>> Start DATA
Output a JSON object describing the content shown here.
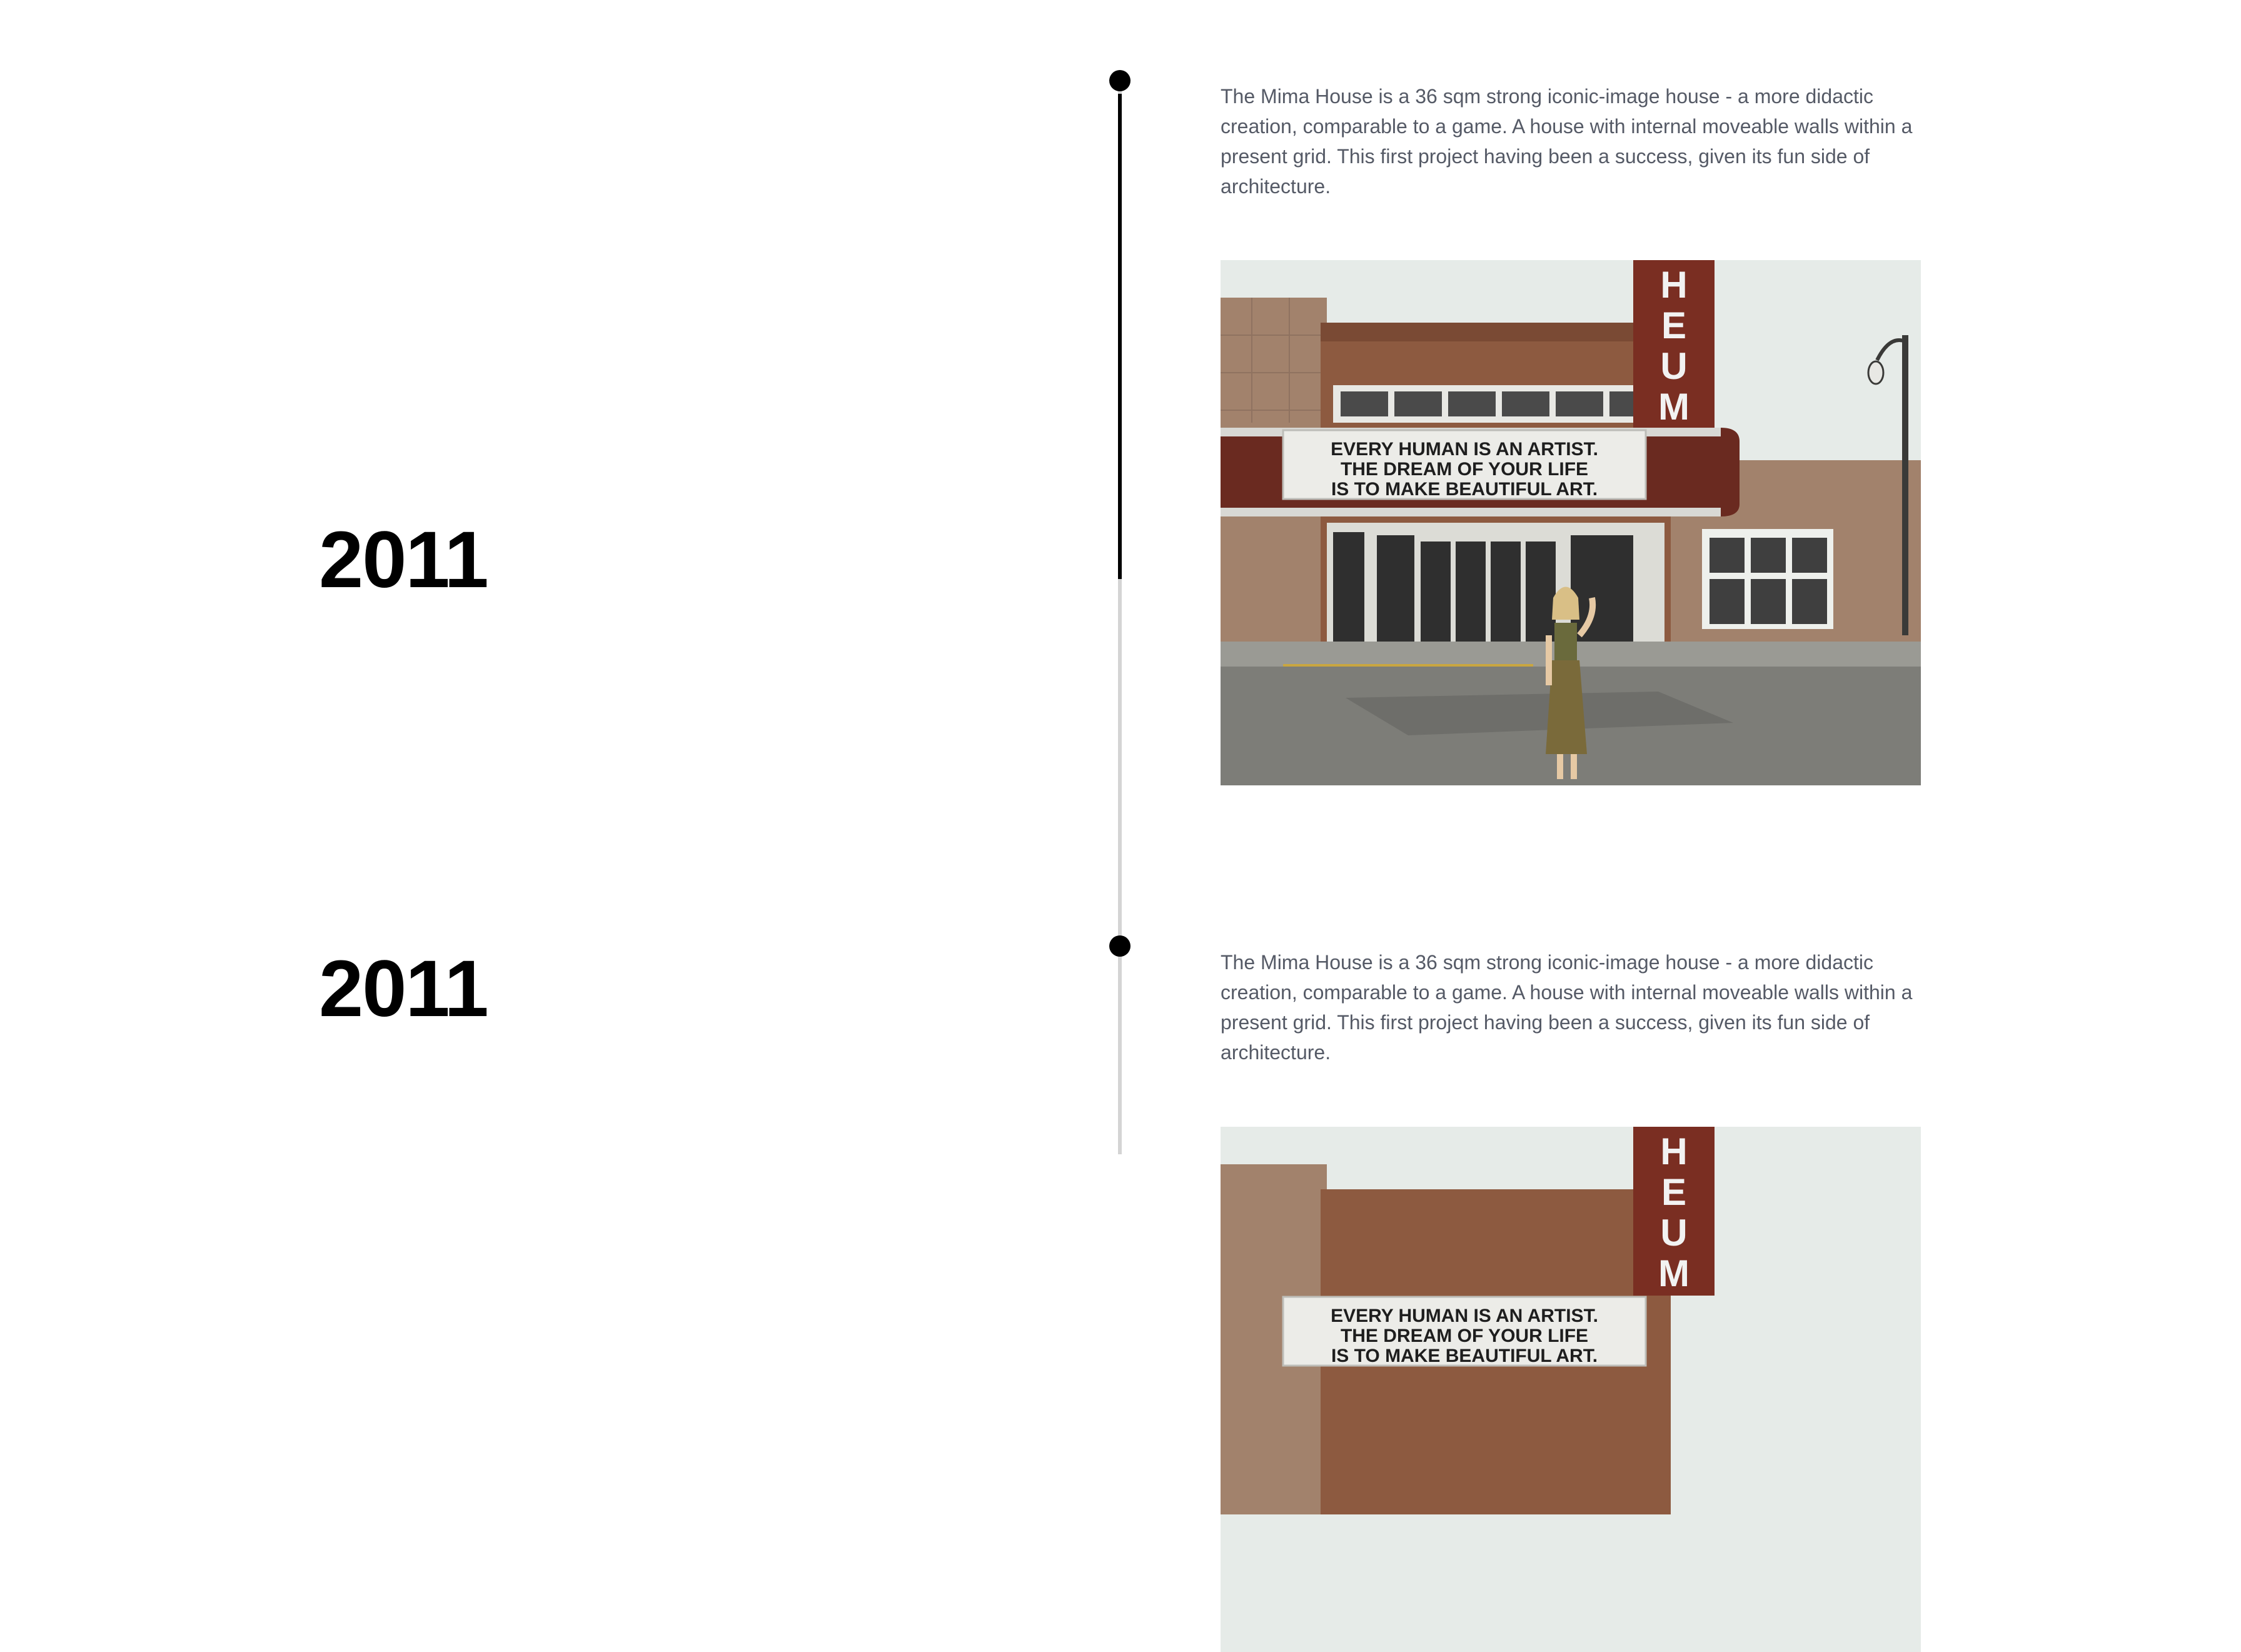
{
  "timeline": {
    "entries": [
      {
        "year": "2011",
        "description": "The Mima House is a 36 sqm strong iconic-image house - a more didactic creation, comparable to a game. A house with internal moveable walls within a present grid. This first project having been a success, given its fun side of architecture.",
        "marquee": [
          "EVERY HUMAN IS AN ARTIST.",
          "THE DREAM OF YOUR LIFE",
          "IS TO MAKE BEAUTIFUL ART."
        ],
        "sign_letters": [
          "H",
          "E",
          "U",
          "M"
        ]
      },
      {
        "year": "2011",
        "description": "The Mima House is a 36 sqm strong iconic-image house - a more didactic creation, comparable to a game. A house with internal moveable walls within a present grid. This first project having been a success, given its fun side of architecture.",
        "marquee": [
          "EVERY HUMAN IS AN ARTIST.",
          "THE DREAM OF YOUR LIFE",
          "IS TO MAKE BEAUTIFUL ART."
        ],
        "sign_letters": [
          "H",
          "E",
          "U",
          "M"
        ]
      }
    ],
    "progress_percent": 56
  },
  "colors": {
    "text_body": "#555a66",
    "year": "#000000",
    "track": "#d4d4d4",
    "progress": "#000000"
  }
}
>> End DATA
Pictures are excluded; copy all other data exactly as shown.

Output a JSON object describing the content shown here.
{
  "timeline": {
    "entries": [
      {
        "year": "2011",
        "description": "The Mima House is a 36 sqm strong iconic-image house - a more didactic creation, comparable to a game. A house with internal moveable walls within a present grid. This first project having been a success, given its fun side of architecture.",
        "marquee": [
          "EVERY HUMAN IS AN ARTIST.",
          "THE DREAM OF YOUR LIFE",
          "IS TO MAKE BEAUTIFUL ART."
        ],
        "sign_letters": [
          "H",
          "E",
          "U",
          "M"
        ]
      },
      {
        "year": "2011",
        "description": "The Mima House is a 36 sqm strong iconic-image house - a more didactic creation, comparable to a game. A house with internal moveable walls within a present grid. This first project having been a success, given its fun side of architecture.",
        "marquee": [
          "EVERY HUMAN IS AN ARTIST.",
          "THE DREAM OF YOUR LIFE",
          "IS TO MAKE BEAUTIFUL ART."
        ],
        "sign_letters": [
          "H",
          "E",
          "U",
          "M"
        ]
      }
    ],
    "progress_percent": 56
  },
  "colors": {
    "text_body": "#555a66",
    "year": "#000000",
    "track": "#d4d4d4",
    "progress": "#000000"
  }
}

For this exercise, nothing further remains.